Directive - Find the lines holding the string "namdo" in the data, then copy all of them.

** START Stored records **

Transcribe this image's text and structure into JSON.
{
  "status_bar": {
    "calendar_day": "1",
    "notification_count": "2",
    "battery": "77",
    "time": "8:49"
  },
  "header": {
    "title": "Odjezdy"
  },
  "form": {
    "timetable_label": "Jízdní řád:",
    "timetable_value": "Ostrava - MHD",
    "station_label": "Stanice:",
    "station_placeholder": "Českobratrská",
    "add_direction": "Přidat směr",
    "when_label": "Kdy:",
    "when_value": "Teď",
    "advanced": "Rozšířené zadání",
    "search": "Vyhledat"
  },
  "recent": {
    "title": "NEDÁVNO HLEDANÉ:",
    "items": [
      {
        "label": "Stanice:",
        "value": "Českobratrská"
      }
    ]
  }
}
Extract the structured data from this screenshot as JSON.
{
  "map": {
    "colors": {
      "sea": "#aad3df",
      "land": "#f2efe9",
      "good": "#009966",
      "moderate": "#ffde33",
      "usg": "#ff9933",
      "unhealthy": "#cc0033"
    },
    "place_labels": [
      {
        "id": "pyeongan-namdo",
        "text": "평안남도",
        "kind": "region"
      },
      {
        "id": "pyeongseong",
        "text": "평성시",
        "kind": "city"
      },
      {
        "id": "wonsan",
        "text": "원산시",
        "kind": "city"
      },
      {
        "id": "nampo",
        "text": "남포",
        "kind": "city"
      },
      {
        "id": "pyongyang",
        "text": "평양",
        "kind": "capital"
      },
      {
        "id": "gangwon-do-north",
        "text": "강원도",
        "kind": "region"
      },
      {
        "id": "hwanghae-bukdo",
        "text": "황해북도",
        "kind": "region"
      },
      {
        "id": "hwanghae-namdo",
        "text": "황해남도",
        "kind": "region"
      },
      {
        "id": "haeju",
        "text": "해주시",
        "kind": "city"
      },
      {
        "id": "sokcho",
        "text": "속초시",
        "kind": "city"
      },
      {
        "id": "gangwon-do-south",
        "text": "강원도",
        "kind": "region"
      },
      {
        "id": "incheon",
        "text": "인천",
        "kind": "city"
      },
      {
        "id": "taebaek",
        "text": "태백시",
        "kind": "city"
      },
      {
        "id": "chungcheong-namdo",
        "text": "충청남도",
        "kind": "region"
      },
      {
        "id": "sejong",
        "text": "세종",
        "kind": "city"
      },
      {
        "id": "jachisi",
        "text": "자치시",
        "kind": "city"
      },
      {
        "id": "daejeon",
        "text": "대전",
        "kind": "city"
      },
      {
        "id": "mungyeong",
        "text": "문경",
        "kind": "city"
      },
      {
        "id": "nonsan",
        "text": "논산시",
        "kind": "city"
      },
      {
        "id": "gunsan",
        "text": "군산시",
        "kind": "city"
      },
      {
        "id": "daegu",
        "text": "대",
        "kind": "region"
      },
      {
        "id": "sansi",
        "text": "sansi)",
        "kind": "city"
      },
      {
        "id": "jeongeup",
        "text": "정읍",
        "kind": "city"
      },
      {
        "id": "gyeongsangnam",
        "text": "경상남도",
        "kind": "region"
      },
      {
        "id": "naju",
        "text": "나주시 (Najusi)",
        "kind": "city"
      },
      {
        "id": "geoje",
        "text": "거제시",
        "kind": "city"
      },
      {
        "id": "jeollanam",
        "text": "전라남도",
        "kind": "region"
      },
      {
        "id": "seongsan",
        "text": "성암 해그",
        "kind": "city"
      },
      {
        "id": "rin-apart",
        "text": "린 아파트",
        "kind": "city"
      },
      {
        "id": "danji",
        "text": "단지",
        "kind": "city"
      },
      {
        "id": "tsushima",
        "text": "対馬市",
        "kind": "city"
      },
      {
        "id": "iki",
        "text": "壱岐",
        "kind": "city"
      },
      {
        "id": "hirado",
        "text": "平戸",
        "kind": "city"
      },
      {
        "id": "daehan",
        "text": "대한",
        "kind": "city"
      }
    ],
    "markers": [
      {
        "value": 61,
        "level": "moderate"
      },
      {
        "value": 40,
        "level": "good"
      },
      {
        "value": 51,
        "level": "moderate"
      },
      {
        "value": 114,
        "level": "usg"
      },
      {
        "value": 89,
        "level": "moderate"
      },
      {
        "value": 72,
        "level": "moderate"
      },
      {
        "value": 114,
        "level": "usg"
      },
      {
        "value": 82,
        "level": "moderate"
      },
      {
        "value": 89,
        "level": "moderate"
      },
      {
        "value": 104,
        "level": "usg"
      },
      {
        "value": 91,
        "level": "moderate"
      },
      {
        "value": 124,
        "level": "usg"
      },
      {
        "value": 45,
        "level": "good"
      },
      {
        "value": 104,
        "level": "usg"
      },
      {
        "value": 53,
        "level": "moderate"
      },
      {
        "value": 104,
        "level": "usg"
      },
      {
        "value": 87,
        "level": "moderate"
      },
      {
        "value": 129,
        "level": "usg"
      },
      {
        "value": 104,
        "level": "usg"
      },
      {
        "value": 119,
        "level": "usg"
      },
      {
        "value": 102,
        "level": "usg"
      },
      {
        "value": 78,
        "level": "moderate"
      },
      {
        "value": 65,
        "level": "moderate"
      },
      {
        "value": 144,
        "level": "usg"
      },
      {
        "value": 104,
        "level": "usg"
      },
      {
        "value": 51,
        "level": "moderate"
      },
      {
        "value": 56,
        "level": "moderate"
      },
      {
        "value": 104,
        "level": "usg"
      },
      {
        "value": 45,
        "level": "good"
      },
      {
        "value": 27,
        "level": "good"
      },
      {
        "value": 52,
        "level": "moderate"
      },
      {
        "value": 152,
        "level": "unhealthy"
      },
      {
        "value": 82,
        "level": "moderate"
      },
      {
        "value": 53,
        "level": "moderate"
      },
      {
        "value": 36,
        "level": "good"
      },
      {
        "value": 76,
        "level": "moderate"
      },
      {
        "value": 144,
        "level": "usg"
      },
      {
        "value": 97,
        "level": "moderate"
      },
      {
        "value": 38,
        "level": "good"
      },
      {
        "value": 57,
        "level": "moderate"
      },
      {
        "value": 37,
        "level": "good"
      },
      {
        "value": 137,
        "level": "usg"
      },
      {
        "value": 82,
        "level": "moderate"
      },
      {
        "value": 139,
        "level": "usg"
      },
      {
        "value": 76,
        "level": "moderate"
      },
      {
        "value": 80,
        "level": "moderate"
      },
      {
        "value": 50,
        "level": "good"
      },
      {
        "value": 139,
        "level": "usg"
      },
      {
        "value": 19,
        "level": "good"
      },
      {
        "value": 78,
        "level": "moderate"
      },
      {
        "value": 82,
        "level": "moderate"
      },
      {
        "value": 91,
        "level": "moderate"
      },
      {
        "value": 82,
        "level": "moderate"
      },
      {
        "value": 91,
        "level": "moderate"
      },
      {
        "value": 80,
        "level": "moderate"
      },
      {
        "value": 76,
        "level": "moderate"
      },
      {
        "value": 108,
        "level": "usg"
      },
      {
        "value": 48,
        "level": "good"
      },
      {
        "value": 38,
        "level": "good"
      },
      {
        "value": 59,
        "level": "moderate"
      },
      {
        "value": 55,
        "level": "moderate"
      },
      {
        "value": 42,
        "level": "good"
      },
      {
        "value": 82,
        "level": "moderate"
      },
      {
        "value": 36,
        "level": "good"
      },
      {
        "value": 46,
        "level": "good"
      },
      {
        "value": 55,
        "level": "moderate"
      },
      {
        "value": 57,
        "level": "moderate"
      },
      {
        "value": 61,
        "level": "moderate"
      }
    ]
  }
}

** END Stored records **

In response -
        "id": "pyeongan-namdo",
        "id": "hwanghae-namdo",
        "id": "chungcheong-namdo",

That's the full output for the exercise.